→ Do this
Reproduce the listing that follows with no differences at all.

→ Task material
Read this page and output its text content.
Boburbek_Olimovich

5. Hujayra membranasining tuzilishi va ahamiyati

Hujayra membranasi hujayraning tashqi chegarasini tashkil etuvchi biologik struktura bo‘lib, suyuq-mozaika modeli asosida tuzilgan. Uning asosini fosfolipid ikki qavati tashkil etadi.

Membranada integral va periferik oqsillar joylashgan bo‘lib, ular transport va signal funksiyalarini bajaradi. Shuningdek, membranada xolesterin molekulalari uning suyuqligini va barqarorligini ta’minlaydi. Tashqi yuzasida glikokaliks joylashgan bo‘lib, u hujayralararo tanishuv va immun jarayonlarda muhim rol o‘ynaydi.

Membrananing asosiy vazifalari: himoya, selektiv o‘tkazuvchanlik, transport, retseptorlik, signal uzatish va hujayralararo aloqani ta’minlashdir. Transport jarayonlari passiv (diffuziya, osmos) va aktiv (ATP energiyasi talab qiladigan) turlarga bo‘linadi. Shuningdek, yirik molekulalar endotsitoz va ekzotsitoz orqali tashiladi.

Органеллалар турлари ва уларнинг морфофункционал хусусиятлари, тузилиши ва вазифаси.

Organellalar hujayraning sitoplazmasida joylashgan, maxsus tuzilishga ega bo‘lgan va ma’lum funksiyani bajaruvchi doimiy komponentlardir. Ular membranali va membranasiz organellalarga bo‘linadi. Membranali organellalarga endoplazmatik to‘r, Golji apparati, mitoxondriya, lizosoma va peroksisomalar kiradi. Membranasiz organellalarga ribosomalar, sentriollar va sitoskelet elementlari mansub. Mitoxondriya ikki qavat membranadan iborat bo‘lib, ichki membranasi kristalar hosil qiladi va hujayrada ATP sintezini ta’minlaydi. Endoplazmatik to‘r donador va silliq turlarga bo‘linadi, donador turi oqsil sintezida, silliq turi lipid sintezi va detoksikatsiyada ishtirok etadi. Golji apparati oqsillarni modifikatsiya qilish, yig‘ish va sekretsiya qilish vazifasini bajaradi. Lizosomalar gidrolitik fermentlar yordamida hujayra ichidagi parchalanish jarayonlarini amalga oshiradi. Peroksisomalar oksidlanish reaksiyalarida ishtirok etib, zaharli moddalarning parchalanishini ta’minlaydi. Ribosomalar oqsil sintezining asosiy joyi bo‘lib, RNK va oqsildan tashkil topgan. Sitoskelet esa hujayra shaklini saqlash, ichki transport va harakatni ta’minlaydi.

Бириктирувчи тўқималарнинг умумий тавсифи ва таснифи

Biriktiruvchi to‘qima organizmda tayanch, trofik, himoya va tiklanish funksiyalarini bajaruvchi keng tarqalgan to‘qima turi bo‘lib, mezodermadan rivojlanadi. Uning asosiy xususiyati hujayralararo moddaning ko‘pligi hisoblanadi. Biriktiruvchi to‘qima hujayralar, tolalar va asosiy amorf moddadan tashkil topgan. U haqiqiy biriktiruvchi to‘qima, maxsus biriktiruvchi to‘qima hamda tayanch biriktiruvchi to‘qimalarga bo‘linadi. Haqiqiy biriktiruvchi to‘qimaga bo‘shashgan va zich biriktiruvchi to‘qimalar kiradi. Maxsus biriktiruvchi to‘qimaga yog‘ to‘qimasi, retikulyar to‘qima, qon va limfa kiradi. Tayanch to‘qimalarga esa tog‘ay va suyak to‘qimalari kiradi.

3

→ Full answer
Read this page and output its text content.
Boburbek_Olimovich

5. Hujayra membranasining tuzilishi va ahamiyati

Hujayra membranasi hujayraning tashqi chegarasini tashkil etuvchi biologik struktura bo‘lib, suyuq-mozaika modeli asosida tuzilgan. Uning asosini fosfolipid ikki qavati tashkil etadi.

Membranada integral va periferik oqsillar joylashgan bo‘lib, ular transport va signal funksiyalarini bajaradi. Shuningdek, membranada xolesterin molekulalari uning suyuqligini va barqarorligini ta’minlaydi. Tashqi yuzasida glikokaliks joylashgan bo‘lib, u hujayralararo tanishuv va immun jarayonlarda muhim rol o‘ynaydi.

Membrananing asosiy vazifalari: himoya, selektiv o‘tkazuvchanlik, transport, retseptorlik, signal uzatish va hujayralararo aloqani ta’minlashdir. Transport jarayonlari passiv (diffuziya, osmos) va aktiv (ATP energiyasi talab qiladigan) turlarga bo‘linadi. Shuningdek, yirik molekulalar endotsitoz va ekzotsitoz orqali tashiladi.

Органеллалар турлари ва уларнинг морфофункционал хусусиятлари, тузилиши ва вазифаси.

Organellalar hujayraning sitoplazmasida joylashgan, maxsus tuzilishga ega bo‘lgan va ma’lum funksiyani bajaruvchi doimiy komponentlardir. Ular membranali va membranasiz organellalarga bo‘linadi. Membranali organellalarga endoplazmatik to‘r, Golji apparati, mitoxondriya, lizosoma va peroksisomalar kiradi. Membranasiz organellalarga ribosomalar, sentriollar va sitoskelet elementlari mansub. Mitoxondriya ikki qavat membranadan iborat bo‘lib, ichki membranasi kristalar hosil qiladi va hujayrada ATP sintezini ta’minlaydi. Endoplazmatik to‘r donador va silliq turlarga bo‘linadi, donador turi oqsil sintezida, silliq turi lipid sintezi va detoksikatsiyada ishtirok etadi. Golji apparati oqsillarni modifikatsiya qilish, yig‘ish va sekretsiya qilish vazifasini bajaradi. Lizosomalar gidrolitik fermentlar yordamida hujayra ichidagi parchalanish jarayonlarini amalga oshiradi. Peroksisomalar oksidlanish reaksiyalarida ishtirok etib, zaharli moddalarning parchalanishini ta’minlaydi. Ribosomalar oqsil sintezining asosiy joyi bo‘lib, RNK va oqsildan tashkil topgan. Sitoskelet esa hujayra shaklini saqlash, ichki transport va harakatni ta’minlaydi.

Бириктирувчи тўқималарнинг умумий тавсифи ва таснифи

Biriktiruvchi to‘qima organizmda tayanch, trofik, himoya va tiklanish funksiyalarini bajaruvchi keng tarqalgan to‘qima turi bo‘lib, mezodermadan rivojlanadi. Uning asosiy xususiyati hujayralararo moddaning ko‘pligi hisoblanadi. Biriktiruvchi to‘qima hujayralar, tolalar va asosiy amorf moddadan tashkil topgan. U haqiqiy biriktiruvchi to‘qima, maxsus biriktiruvchi to‘qima hamda tayanch biriktiruvchi to‘qimalarga bo‘linadi. Haqiqiy biriktiruvchi to‘qimaga bo‘shashgan va zich biriktiruvchi to‘qimalar kiradi. Maxsus biriktiruvchi to‘qimaga yog‘ to‘qimasi, retikulyar to‘qima, qon va limfa kiradi. Tayanch to‘qimalarga esa tog‘ay va suyak to‘qimalari kiradi.

3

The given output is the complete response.